▶ _Problem_: Find and copy every line in the records that includes the string "page".

-- Start Records for the exercise --

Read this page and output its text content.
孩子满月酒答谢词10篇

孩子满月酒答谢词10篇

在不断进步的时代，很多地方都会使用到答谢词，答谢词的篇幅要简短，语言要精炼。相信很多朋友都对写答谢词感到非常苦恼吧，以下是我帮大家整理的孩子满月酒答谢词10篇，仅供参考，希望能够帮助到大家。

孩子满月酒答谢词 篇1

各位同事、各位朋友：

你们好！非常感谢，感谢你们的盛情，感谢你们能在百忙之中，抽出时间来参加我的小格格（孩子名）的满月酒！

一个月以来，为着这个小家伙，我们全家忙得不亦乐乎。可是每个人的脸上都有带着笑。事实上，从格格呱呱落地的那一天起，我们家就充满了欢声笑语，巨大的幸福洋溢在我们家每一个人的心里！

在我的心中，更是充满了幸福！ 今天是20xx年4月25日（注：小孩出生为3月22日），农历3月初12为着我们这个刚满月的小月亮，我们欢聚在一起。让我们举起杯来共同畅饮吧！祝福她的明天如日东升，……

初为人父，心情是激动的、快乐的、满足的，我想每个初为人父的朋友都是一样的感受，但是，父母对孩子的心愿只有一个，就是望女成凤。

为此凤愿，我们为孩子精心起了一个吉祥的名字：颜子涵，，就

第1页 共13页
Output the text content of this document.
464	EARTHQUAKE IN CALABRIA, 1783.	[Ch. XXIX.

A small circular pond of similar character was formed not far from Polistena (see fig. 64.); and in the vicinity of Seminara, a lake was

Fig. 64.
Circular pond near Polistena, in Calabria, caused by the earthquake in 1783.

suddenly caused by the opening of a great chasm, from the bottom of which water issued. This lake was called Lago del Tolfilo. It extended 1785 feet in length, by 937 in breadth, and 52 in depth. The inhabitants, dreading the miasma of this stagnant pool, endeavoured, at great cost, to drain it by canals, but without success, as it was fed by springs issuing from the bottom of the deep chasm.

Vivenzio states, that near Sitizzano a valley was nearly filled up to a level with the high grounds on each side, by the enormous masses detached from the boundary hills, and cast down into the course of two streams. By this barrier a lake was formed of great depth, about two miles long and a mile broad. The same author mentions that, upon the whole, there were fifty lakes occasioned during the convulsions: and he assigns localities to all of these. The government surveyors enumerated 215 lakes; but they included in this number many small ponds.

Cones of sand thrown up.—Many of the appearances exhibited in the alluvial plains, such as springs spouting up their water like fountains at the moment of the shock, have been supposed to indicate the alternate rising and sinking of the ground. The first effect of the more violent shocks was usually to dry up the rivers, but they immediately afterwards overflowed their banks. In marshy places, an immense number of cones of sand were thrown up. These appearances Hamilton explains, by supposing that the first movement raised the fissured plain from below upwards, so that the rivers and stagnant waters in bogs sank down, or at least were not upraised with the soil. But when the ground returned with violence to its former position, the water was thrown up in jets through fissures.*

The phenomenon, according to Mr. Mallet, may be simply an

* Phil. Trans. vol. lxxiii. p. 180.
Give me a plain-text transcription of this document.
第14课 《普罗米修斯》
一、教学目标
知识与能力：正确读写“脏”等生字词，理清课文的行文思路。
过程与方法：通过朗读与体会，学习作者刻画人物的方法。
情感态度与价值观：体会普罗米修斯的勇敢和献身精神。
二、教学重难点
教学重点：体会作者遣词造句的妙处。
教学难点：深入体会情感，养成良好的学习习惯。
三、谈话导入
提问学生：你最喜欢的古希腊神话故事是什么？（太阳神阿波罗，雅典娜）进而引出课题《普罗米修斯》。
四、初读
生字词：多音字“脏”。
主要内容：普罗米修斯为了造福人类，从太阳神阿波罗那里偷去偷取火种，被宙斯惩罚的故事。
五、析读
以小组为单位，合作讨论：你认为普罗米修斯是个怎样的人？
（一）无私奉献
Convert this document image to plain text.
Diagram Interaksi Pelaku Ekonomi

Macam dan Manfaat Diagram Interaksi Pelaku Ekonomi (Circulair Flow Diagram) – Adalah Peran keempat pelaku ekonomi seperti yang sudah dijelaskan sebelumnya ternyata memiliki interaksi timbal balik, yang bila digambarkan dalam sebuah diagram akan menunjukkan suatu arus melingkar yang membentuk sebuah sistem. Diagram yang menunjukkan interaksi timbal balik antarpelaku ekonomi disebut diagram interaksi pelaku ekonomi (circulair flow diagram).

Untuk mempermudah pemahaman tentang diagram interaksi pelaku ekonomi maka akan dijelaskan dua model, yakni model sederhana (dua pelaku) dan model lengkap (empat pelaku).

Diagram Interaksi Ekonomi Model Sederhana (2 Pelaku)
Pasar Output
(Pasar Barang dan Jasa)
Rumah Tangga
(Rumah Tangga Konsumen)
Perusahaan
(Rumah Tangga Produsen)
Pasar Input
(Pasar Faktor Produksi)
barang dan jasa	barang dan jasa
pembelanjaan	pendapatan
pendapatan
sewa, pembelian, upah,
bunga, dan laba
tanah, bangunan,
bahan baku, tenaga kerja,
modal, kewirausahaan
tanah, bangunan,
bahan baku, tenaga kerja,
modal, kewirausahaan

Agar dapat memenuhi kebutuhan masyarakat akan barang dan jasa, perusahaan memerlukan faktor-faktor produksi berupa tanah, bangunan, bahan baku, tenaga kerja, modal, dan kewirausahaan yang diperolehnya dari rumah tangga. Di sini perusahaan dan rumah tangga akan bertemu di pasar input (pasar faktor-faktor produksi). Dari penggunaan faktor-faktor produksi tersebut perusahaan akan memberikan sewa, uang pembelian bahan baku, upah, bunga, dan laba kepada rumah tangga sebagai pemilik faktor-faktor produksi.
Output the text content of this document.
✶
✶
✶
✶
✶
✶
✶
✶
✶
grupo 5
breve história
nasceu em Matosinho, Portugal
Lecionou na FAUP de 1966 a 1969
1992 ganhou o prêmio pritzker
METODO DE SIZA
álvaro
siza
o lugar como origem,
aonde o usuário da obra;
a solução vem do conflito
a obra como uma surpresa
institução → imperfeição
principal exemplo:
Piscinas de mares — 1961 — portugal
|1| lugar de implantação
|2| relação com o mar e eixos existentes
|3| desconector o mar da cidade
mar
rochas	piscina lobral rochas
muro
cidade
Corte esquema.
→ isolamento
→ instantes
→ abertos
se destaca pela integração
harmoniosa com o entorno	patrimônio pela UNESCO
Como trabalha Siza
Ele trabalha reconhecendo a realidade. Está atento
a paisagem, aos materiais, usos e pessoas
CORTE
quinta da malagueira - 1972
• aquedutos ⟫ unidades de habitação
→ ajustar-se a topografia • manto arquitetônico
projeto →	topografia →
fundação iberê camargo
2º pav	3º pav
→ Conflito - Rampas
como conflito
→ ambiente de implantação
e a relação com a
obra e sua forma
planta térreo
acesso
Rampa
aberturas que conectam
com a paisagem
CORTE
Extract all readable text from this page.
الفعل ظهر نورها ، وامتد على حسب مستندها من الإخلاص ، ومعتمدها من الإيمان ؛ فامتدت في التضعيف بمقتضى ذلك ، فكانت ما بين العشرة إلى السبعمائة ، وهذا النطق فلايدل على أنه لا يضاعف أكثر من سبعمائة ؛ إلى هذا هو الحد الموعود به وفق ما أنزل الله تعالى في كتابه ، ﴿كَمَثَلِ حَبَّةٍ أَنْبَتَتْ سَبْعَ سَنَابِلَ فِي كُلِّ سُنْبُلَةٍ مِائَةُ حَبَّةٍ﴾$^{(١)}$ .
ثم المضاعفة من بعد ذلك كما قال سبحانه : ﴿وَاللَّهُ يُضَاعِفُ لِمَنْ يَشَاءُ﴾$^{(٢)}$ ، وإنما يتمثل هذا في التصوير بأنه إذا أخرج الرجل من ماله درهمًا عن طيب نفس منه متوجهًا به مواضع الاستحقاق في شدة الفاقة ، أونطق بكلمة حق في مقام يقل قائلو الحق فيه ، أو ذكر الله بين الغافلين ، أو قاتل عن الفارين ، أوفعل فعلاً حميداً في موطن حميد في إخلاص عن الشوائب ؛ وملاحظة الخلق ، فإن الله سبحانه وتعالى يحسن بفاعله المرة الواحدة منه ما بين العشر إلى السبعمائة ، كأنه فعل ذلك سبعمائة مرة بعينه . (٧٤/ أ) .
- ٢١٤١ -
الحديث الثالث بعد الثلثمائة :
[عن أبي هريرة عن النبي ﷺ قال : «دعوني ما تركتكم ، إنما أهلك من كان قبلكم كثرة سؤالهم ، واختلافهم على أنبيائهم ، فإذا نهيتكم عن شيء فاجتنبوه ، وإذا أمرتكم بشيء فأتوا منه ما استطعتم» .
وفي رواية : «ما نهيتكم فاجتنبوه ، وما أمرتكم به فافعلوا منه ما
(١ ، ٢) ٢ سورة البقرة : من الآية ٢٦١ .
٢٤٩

-- End Records for the exercise --

▶ _Result for this task_:
Read this page and output its text content.
Extract all readable text from this page.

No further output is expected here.